Task to complete: Output all entries verbatim. Skip pictures.

**** Listing ****

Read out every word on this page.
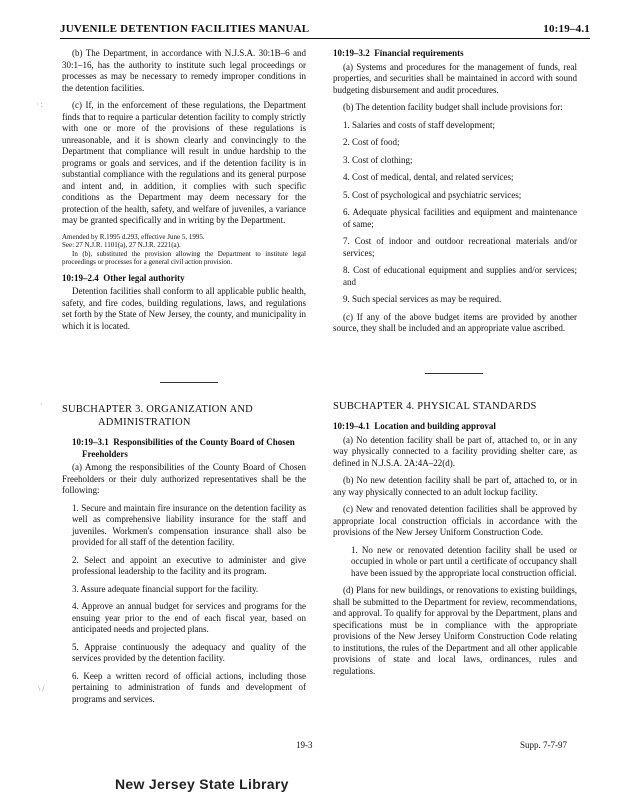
JUVENILE DETENTION FACILITIES MANUAL	10:19–4.1

(b) The Department, in accordance with N.J.S.A. 30:1B–6 and 30:1–16, has the authority to institute such legal proceedings or processes as may be necessary to remedy improper conditions in the detention facilities.

(c) If, in the enforcement of these regulations, the Department finds that to require a particular detention facility to comply strictly with one or more of the provisions of these regulations is unreasonable, and it is shown clearly and convincingly to the Department that compliance will result in undue hardship to the programs or goals and services, and if the detention facility is in substantial compliance with the regulations and its general purpose and intent and, in addition, it complies with such specific conditions as the Department may deem necessary for the protection of the health, safety, and welfare of juveniles, a variance may be granted specifically and in writing by the Department.

Amended by R.1995 d.293, effective June 5, 1995.

See: 27 N.J.R. 1101(a), 27 N.J.R. 2221(a).

In (b), substituted the provision allowing the Department to institute legal proceedings or processes for a general civil action provision.

10:19–2.4 Other legal authority

Detention facilities shall conform to all applicable public health, safety, and fire codes, building regulations, laws, and regulations set forth by the State of New Jersey, the county, and municipality in which it is located.

SUBCHAPTER 3. ORGANIZATION AND
ADMINISTRATION

10:19–3.1 Responsibilities of the County Board of Chosen Freeholders

(a) Among the responsibilities of the County Board of Chosen Freeholders or their duly authorized representatives shall be the following:

1. Secure and maintain fire insurance on the detention facility as well as comprehensive liability insurance for the staff and juveniles. Workmen's compensation insurance shall also be provided for all staff of the detention facility.

2. Select and appoint an executive to administer and give professional leadership to the facility and its program.

3. Assure adequate financial support for the facility.

4. Approve an annual budget for services and programs for the ensuing year prior to the end of each fiscal year, based on anticipated needs and projected plans.

5. Appraise continuously the adequacy and quality of the services provided by the detention facility.

6. Keep a written record of official actions, including those pertaining to administration of funds and development of programs and services.

10:19–3.2 Financial requirements

(a) Systems and procedures for the management of funds, real properties, and securities shall be maintained in accord with sound budgeting disbursement and audit procedures.

(b) The detention facility budget shall include provisions for:

1. Salaries and costs of staff development;

2. Cost of food;

3. Cost of clothing;

4. Cost of medical, dental, and related services;

5. Cost of psychological and psychiatric services;

6. Adequate physical facilities and equipment and maintenance of same;

7. Cost of indoor and outdoor recreational materials and/or services;

8. Cost of educational equipment and supplies and/or services; and

9. Such special services as may be required.

(c) If any of the above budget items are provided by another source, they shall be included and an appropriate value ascribed.

SUBCHAPTER 4. PHYSICAL STANDARDS

10:19–4.1 Location and building approval

(a) No detention facility shall be part of, attached to, or in any way physically connected to a facility providing shelter care, as defined in N.J.S.A. 2A:4A–22(d).

(b) No new detention facility shall be part of, attached to, or in any way physically connected to an adult lockup facility.

(c) New and renovated detention facilities shall be approved by appropriate local construction officials in accordance with the provisions of the New Jersey Uniform Construction Code.

1. No new or renovated detention facility shall be used or occupied in whole or part until a certificate of occupancy shall have been issued by the appropriate local construction official.

(d) Plans for new buildings, or renovations to existing buildings, shall be submitted to the Department for review, recommendations, and approval. To qualify for approval by the Department, plans and specifications must be in compliance with the appropriate provisions of the New Jersey Uniform Construction Code relating to institutions, the rules of the Department and all other applicable provisions of state and local laws, ordinances, rules and regulations.

19-3	Supp. 7-7-97
New Jersey State Library
· :
·
\ /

****

Worked answer:
Read out every word on this page.
JUVENILE DETENTION FACILITIES MANUAL	10:19–4.1

(b) The Department, in accordance with N.J.S.A. 30:1B–6 and 30:1–16, has the authority to institute such legal proceedings or processes as may be necessary to remedy improper conditions in the detention facilities.

(c) If, in the enforcement of these regulations, the Department finds that to require a particular detention facility to comply strictly with one or more of the provisions of these regulations is unreasonable, and it is shown clearly and convincingly to the Department that compliance will result in undue hardship to the programs or goals and services, and if the detention facility is in substantial compliance with the regulations and its general purpose and intent and, in addition, it complies with such specific conditions as the Department may deem necessary for the protection of the health, safety, and welfare of juveniles, a variance may be granted specifically and in writing by the Department.

Amended by R.1995 d.293, effective June 5, 1995.

See: 27 N.J.R. 1101(a), 27 N.J.R. 2221(a).

In (b), substituted the provision allowing the Department to institute legal proceedings or processes for a general civil action provision.

10:19–2.4 Other legal authority

Detention facilities shall conform to all applicable public health, safety, and fire codes, building regulations, laws, and regulations set forth by the State of New Jersey, the county, and municipality in which it is located.

SUBCHAPTER 3. ORGANIZATION AND
ADMINISTRATION

10:19–3.1 Responsibilities of the County Board of Chosen Freeholders

(a) Among the responsibilities of the County Board of Chosen Freeholders or their duly authorized representatives shall be the following:

1. Secure and maintain fire insurance on the detention facility as well as comprehensive liability insurance for the staff and juveniles. Workmen's compensation insurance shall also be provided for all staff of the detention facility.

2. Select and appoint an executive to administer and give professional leadership to the facility and its program.

3. Assure adequate financial support for the facility.

4. Approve an annual budget for services and programs for the ensuing year prior to the end of each fiscal year, based on anticipated needs and projected plans.

5. Appraise continuously the adequacy and quality of the services provided by the detention facility.

6. Keep a written record of official actions, including those pertaining to administration of funds and development of programs and services.

10:19–3.2 Financial requirements

(a) Systems and procedures for the management of funds, real properties, and securities shall be maintained in accord with sound budgeting disbursement and audit procedures.

(b) The detention facility budget shall include provisions for:

1. Salaries and costs of staff development;

2. Cost of food;

3. Cost of clothing;

4. Cost of medical, dental, and related services;

5. Cost of psychological and psychiatric services;

6. Adequate physical facilities and equipment and maintenance of same;

7. Cost of indoor and outdoor recreational materials and/or services;

8. Cost of educational equipment and supplies and/or services; and

9. Such special services as may be required.

(c) If any of the above budget items are provided by another source, they shall be included and an appropriate value ascribed.

SUBCHAPTER 4. PHYSICAL STANDARDS

10:19–4.1 Location and building approval

(a) No detention facility shall be part of, attached to, or in any way physically connected to a facility providing shelter care, as defined in N.J.S.A. 2A:4A–22(d).

(b) No new detention facility shall be part of, attached to, or in any way physically connected to an adult lockup facility.

(c) New and renovated detention facilities shall be approved by appropriate local construction officials in accordance with the provisions of the New Jersey Uniform Construction Code.

1. No new or renovated detention facility shall be used or occupied in whole or part until a certificate of occupancy shall have been issued by the appropriate local construction official.

(d) Plans for new buildings, or renovations to existing buildings, shall be submitted to the Department for review, recommendations, and approval. To qualify for approval by the Department, plans and specifications must be in compliance with the appropriate provisions of the New Jersey Uniform Construction Code relating to institutions, the rules of the Department and all other applicable provisions of state and local laws, ordinances, rules and regulations.

19-3	Supp. 7-7-97
New Jersey State Library
· :
·
\ /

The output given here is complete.